Copy out all of the material, matching it word for word.

————

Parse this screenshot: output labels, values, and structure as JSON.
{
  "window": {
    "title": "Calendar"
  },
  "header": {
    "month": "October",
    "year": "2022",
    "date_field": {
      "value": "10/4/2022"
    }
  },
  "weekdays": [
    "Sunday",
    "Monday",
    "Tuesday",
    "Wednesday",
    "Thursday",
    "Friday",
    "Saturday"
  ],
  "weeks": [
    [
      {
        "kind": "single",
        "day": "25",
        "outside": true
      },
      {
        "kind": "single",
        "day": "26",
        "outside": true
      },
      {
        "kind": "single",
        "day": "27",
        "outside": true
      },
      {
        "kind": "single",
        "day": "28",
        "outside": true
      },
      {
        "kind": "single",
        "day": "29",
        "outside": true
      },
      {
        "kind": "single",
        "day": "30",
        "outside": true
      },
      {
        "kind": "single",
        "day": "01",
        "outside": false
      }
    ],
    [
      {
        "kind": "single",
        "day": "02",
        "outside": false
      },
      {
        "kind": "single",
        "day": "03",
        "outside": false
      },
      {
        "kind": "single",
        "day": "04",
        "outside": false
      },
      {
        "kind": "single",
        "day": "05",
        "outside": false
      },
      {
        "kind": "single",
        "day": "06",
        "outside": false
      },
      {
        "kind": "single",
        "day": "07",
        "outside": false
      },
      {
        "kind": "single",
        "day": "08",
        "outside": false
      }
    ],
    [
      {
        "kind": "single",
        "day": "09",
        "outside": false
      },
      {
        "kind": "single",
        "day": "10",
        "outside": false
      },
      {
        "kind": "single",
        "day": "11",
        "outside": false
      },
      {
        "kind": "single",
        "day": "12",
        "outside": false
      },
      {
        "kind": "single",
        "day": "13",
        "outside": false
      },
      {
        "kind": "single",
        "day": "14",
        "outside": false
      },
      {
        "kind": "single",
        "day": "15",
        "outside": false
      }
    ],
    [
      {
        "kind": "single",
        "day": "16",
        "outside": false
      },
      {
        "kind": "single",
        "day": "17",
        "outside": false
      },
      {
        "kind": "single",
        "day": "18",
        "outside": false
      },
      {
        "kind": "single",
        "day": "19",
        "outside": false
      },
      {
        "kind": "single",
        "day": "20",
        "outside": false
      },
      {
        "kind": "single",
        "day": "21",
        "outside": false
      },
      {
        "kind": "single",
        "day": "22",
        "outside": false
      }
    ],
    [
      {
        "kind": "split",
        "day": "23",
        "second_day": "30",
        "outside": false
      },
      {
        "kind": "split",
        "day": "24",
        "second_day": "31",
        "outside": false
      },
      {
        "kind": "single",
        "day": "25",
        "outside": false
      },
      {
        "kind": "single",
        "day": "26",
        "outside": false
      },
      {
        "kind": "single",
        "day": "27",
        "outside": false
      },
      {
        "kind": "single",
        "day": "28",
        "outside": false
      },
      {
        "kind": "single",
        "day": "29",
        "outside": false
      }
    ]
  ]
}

————

**Task result**
Parse this screenshot: output labels, values, and structure as JSON.
{
  "window": {
    "title": "Calendar"
  },
  "header": {
    "month": "October",
    "year": "2022",
    "date_field": {
      "value": "10/4/2022"
    }
  },
  "weekdays": [
    "Sunday",
    "Monday",
    "Tuesday",
    "Wednesday",
    "Thursday",
    "Friday",
    "Saturday"
  ],
  "weeks": [
    [
      {
        "kind": "single",
        "day": "25",
        "outside": true
      },
      {
        "kind": "single",
        "day": "26",
        "outside": true
      },
      {
        "kind": "single",
        "day": "27",
        "outside": true
      },
      {
        "kind": "single",
        "day": "28",
        "outside": true
      },
      {
        "kind": "single",
        "day": "29",
        "outside": true
      },
      {
        "kind": "single",
        "day": "30",
        "outside": true
      },
      {
        "kind": "single",
        "day": "01",
        "outside": false
      }
    ],
    [
      {
        "kind": "single",
        "day": "02",
        "outside": false
      },
      {
        "kind": "single",
        "day": "03",
        "outside": false
      },
      {
        "kind": "single",
        "day": "04",
        "outside": false
      },
      {
        "kind": "single",
        "day": "05",
        "outside": false
      },
      {
        "kind": "single",
        "day": "06",
        "outside": false
      },
      {
        "kind": "single",
        "day": "07",
        "outside": false
      },
      {
        "kind": "single",
        "day": "08",
        "outside": false
      }
    ],
    [
      {
        "kind": "single",
        "day": "09",
        "outside": false
      },
      {
        "kind": "single",
        "day": "10",
        "outside": false
      },
      {
        "kind": "single",
        "day": "11",
        "outside": false
      },
      {
        "kind": "single",
        "day": "12",
        "outside": false
      },
      {
        "kind": "single",
        "day": "13",
        "outside": false
      },
      {
        "kind": "single",
        "day": "14",
        "outside": false
      },
      {
        "kind": "single",
        "day": "15",
        "outside": false
      }
    ],
    [
      {
        "kind": "single",
        "day": "16",
        "outside": false
      },
      {
        "kind": "single",
        "day": "17",
        "outside": false
      },
      {
        "kind": "single",
        "day": "18",
        "outside": false
      },
      {
        "kind": "single",
        "day": "19",
        "outside": false
      },
      {
        "kind": "single",
        "day": "20",
        "outside": false
      },
      {
        "kind": "single",
        "day": "21",
        "outside": false
      },
      {
        "kind": "single",
        "day": "22",
        "outside": false
      }
    ],
    [
      {
        "kind": "split",
        "day": "23",
        "second_day": "30",
        "outside": false
      },
      {
        "kind": "split",
        "day": "24",
        "second_day": "31",
        "outside": false
      },
      {
        "kind": "single",
        "day": "25",
        "outside": false
      },
      {
        "kind": "single",
        "day": "26",
        "outside": false
      },
      {
        "kind": "single",
        "day": "27",
        "outside": false
      },
      {
        "kind": "single",
        "day": "28",
        "outside": false
      },
      {
        "kind": "single",
        "day": "29",
        "outside": false
      }
    ]
  ]
}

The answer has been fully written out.